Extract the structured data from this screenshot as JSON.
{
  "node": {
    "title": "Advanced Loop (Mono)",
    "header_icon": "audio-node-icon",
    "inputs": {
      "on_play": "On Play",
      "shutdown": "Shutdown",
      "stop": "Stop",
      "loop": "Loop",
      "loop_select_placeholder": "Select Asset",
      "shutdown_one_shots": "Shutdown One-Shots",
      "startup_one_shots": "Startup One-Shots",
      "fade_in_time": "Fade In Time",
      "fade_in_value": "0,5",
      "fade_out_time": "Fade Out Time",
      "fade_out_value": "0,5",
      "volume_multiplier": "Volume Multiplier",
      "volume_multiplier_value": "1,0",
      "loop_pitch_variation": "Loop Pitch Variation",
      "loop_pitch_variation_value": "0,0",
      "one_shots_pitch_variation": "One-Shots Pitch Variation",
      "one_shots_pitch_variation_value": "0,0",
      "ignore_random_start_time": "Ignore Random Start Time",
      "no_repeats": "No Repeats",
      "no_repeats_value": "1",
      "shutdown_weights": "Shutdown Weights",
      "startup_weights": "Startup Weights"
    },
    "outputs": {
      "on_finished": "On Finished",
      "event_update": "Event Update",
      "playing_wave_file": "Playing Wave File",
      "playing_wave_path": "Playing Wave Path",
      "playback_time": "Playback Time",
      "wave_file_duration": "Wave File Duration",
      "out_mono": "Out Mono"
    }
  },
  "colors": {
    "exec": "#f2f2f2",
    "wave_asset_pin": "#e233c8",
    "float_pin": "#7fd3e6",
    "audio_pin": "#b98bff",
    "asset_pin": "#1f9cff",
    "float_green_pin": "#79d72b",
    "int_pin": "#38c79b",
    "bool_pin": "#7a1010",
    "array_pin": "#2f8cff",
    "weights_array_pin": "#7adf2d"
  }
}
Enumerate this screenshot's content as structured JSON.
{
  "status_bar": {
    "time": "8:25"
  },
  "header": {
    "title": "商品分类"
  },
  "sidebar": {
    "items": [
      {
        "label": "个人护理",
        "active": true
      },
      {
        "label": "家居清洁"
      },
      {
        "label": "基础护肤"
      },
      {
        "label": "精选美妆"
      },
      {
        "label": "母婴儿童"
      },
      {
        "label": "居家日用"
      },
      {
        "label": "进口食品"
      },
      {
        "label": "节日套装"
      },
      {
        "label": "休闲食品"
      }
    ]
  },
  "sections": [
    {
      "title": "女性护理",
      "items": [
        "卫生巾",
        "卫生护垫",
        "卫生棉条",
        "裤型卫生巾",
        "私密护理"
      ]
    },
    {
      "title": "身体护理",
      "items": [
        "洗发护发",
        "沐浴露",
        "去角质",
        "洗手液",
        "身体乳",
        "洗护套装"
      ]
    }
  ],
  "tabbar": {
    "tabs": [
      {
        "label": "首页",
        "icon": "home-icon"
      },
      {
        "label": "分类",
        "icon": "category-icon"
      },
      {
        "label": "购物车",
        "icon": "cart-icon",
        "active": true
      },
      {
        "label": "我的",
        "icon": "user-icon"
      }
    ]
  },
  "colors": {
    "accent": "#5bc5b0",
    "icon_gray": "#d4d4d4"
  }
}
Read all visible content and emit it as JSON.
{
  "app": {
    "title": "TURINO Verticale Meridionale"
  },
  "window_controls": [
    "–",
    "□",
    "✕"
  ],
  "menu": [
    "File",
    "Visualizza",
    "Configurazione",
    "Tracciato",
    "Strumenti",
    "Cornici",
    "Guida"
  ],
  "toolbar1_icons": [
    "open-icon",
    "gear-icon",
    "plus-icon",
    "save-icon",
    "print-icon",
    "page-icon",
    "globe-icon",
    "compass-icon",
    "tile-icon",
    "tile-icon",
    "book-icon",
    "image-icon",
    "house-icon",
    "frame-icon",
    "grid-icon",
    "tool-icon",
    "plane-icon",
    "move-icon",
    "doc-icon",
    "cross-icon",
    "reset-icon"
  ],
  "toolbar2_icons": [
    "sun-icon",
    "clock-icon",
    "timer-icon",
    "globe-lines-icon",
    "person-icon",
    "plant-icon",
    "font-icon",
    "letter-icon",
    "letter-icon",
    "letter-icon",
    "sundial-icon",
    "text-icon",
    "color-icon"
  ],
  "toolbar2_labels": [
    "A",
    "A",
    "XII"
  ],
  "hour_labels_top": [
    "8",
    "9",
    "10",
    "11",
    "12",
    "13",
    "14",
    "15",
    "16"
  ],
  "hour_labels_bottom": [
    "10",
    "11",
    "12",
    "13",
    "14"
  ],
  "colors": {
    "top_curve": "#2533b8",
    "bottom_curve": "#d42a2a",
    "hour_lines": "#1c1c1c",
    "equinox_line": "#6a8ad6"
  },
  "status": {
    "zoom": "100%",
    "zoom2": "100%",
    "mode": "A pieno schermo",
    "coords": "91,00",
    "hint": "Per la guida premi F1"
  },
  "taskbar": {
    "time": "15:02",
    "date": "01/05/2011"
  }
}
————
Locate the word "this" in the records above, and return each line that has it.

ANSWER TO THE TASK:
Extract the structured data from this screenshot as JSON.
Enumerate this screenshot's content as structured JSON.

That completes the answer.